● Objective:
Leave the pictures out and transcribe every record exactly.

[Data items]
==========

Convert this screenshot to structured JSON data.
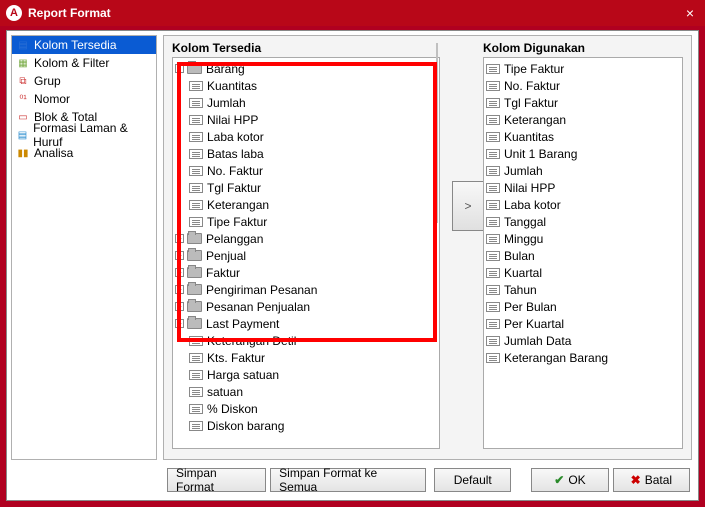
{
  "window": {
    "title": "Report Format",
    "close": "×"
  },
  "sidebar": {
    "items": [
      {
        "label": "Kolom Tersedia"
      },
      {
        "label": "Kolom & Filter"
      },
      {
        "label": "Grup"
      },
      {
        "label": "Nomor"
      },
      {
        "label": "Blok & Total"
      },
      {
        "label": "Formasi Laman & Huruf"
      },
      {
        "label": "Analisa"
      }
    ]
  },
  "panel": {
    "left_title": "Kolom Tersedia",
    "right_title": "Kolom Digunakan",
    "tree": [
      {
        "t": "folder",
        "d": 0,
        "exp": "-",
        "label": "Barang"
      },
      {
        "t": "field",
        "d": 1,
        "label": "Kuantitas"
      },
      {
        "t": "field",
        "d": 1,
        "label": "Jumlah"
      },
      {
        "t": "field",
        "d": 1,
        "label": "Nilai HPP"
      },
      {
        "t": "field",
        "d": 1,
        "label": "Laba kotor"
      },
      {
        "t": "field",
        "d": 1,
        "label": "Batas laba"
      },
      {
        "t": "field",
        "d": 1,
        "label": "No. Faktur"
      },
      {
        "t": "field",
        "d": 1,
        "label": "Tgl Faktur"
      },
      {
        "t": "field",
        "d": 1,
        "label": "Keterangan"
      },
      {
        "t": "field",
        "d": 1,
        "label": "Tipe Faktur"
      },
      {
        "t": "folder",
        "d": 0,
        "exp": "+",
        "label": "Pelanggan"
      },
      {
        "t": "folder",
        "d": 0,
        "exp": "+",
        "label": "Penjual"
      },
      {
        "t": "folder",
        "d": 0,
        "exp": "+",
        "label": "Faktur"
      },
      {
        "t": "folder",
        "d": 0,
        "exp": "+",
        "label": "Pengiriman Pesanan"
      },
      {
        "t": "folder",
        "d": 0,
        "exp": "+",
        "label": "Pesanan Penjualan"
      },
      {
        "t": "folder",
        "d": 0,
        "exp": "+",
        "label": "Last Payment"
      },
      {
        "t": "field",
        "d": 1,
        "label": "Keterangan Detil"
      },
      {
        "t": "field",
        "d": 1,
        "label": "Kts. Faktur"
      },
      {
        "t": "field",
        "d": 1,
        "label": "Harga satuan"
      },
      {
        "t": "field",
        "d": 1,
        "label": "satuan"
      },
      {
        "t": "field",
        "d": 1,
        "label": "% Diskon"
      },
      {
        "t": "field",
        "d": 1,
        "label": "Diskon barang"
      }
    ],
    "used": [
      "Tipe Faktur",
      "No. Faktur",
      "Tgl Faktur",
      "Keterangan",
      "Kuantitas",
      "Unit 1 Barang",
      "Jumlah",
      "Nilai HPP",
      "Laba kotor",
      "Tanggal",
      "Minggu",
      "Bulan",
      "Kuartal",
      "Tahun",
      "Per Bulan",
      "Per Kuartal",
      "Jumlah Data",
      "Keterangan Barang"
    ],
    "move": ">"
  },
  "buttons": {
    "save": "Simpan Format",
    "save_all": "Simpan Format ke Semua",
    "default": "Default",
    "ok": "OK",
    "cancel": "Batal"
  }
}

==========

● The solution:
Convert this screenshot to structured JSON data.
{
  "window": {
    "title": "Report Format",
    "close": "×"
  },
  "sidebar": {
    "items": [
      {
        "label": "Kolom Tersedia"
      },
      {
        "label": "Kolom & Filter"
      },
      {
        "label": "Grup"
      },
      {
        "label": "Nomor"
      },
      {
        "label": "Blok & Total"
      },
      {
        "label": "Formasi Laman & Huruf"
      },
      {
        "label": "Analisa"
      }
    ]
  },
  "panel": {
    "left_title": "Kolom Tersedia",
    "right_title": "Kolom Digunakan",
    "tree": [
      {
        "t": "folder",
        "d": 0,
        "exp": "-",
        "label": "Barang"
      },
      {
        "t": "field",
        "d": 1,
        "label": "Kuantitas"
      },
      {
        "t": "field",
        "d": 1,
        "label": "Jumlah"
      },
      {
        "t": "field",
        "d": 1,
        "label": "Nilai HPP"
      },
      {
        "t": "field",
        "d": 1,
        "label": "Laba kotor"
      },
      {
        "t": "field",
        "d": 1,
        "label": "Batas laba"
      },
      {
        "t": "field",
        "d": 1,
        "label": "No. Faktur"
      },
      {
        "t": "field",
        "d": 1,
        "label": "Tgl Faktur"
      },
      {
        "t": "field",
        "d": 1,
        "label": "Keterangan"
      },
      {
        "t": "field",
        "d": 1,
        "label": "Tipe Faktur"
      },
      {
        "t": "folder",
        "d": 0,
        "exp": "+",
        "label": "Pelanggan"
      },
      {
        "t": "folder",
        "d": 0,
        "exp": "+",
        "label": "Penjual"
      },
      {
        "t": "folder",
        "d": 0,
        "exp": "+",
        "label": "Faktur"
      },
      {
        "t": "folder",
        "d": 0,
        "exp": "+",
        "label": "Pengiriman Pesanan"
      },
      {
        "t": "folder",
        "d": 0,
        "exp": "+",
        "label": "Pesanan Penjualan"
      },
      {
        "t": "folder",
        "d": 0,
        "exp": "+",
        "label": "Last Payment"
      },
      {
        "t": "field",
        "d": 1,
        "label": "Keterangan Detil"
      },
      {
        "t": "field",
        "d": 1,
        "label": "Kts. Faktur"
      },
      {
        "t": "field",
        "d": 1,
        "label": "Harga satuan"
      },
      {
        "t": "field",
        "d": 1,
        "label": "satuan"
      },
      {
        "t": "field",
        "d": 1,
        "label": "% Diskon"
      },
      {
        "t": "field",
        "d": 1,
        "label": "Diskon barang"
      }
    ],
    "used": [
      "Tipe Faktur",
      "No. Faktur",
      "Tgl Faktur",
      "Keterangan",
      "Kuantitas",
      "Unit 1 Barang",
      "Jumlah",
      "Nilai HPP",
      "Laba kotor",
      "Tanggal",
      "Minggu",
      "Bulan",
      "Kuartal",
      "Tahun",
      "Per Bulan",
      "Per Kuartal",
      "Jumlah Data",
      "Keterangan Barang"
    ],
    "move": ">"
  },
  "buttons": {
    "save": "Simpan Format",
    "save_all": "Simpan Format ke Semua",
    "default": "Default",
    "ok": "OK",
    "cancel": "Batal"
  }
}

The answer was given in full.